— START Dataset records —

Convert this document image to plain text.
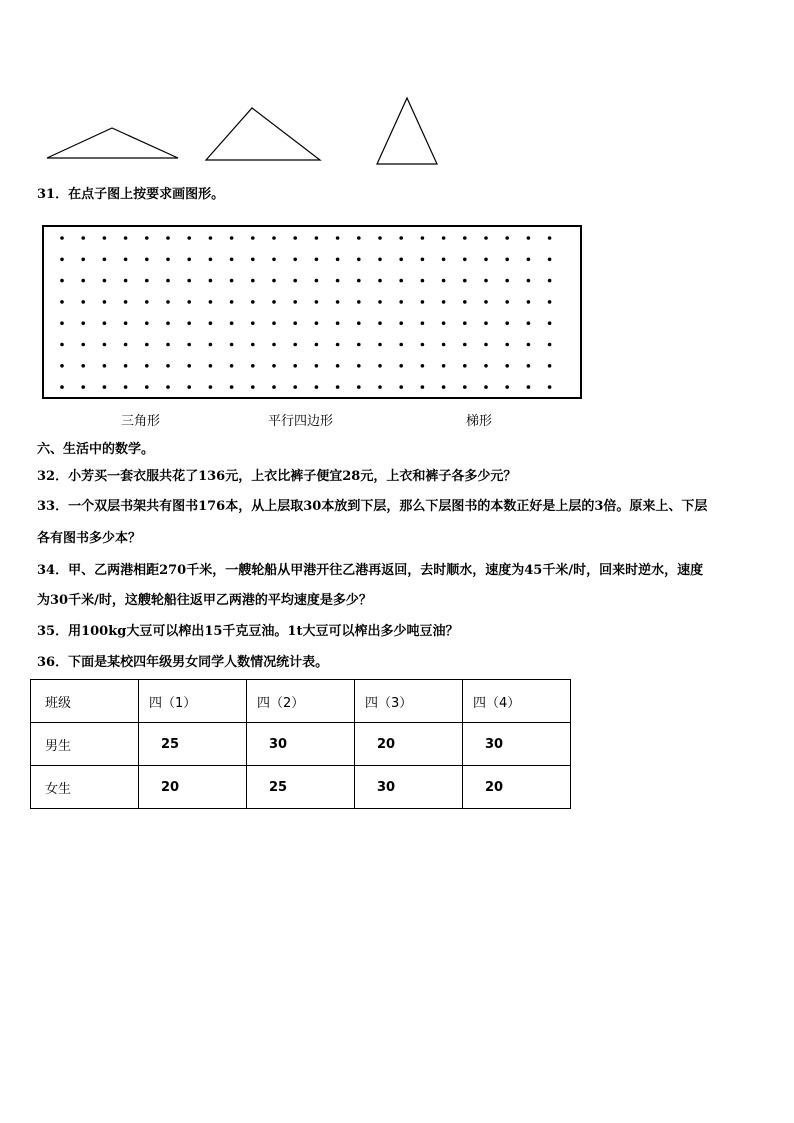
31．在点子图上按要求画图形。
三角形	平行四边形	梯形
六、生活中的数学。
32．小芳买一套衣服共花了136元，上衣比裤子便宜28元，上衣和裤子各多少元？
33．一个双层书架共有图书176本，从上层取30本放到下层，那么下层图书的本数正好是上层的3倍。原来上、下层
各有图书多少本？
34．甲、乙两港相距270千米，一艘轮船从甲港开往乙港再返回，去时顺水，速度为45千米/时，回来时逆水，速度
为30千米/时，这艘轮船往返甲乙两港的平均速度是多少？
35．用100kg大豆可以榨出15千克豆油。1t大豆可以榨出多少吨豆油？
36．下面是某校四年级男女同学人数情况统计表。
班级	四（1）	四（2）	四（3）	四（4）
男生	25	30	20	30
女生	20	25	30	20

— END Dataset records —

What you need to do | Set down all the data again exactly as above, pictures excluded.

Finished answer |
Convert this document image to plain text.
31．在点子图上按要求画图形。
三角形	平行四边形	梯形
六、生活中的数学。
32．小芳买一套衣服共花了136元，上衣比裤子便宜28元，上衣和裤子各多少元？
33．一个双层书架共有图书176本，从上层取30本放到下层，那么下层图书的本数正好是上层的3倍。原来上、下层
各有图书多少本？
34．甲、乙两港相距270千米，一艘轮船从甲港开往乙港再返回，去时顺水，速度为45千米/时，回来时逆水，速度
为30千米/时，这艘轮船往返甲乙两港的平均速度是多少？
35．用100kg大豆可以榨出15千克豆油。1t大豆可以榨出多少吨豆油？
36．下面是某校四年级男女同学人数情况统计表。
班级	四（1）	四（2）	四（3）	四（4）
男生	25	30	20	30
女生	20	25	30	20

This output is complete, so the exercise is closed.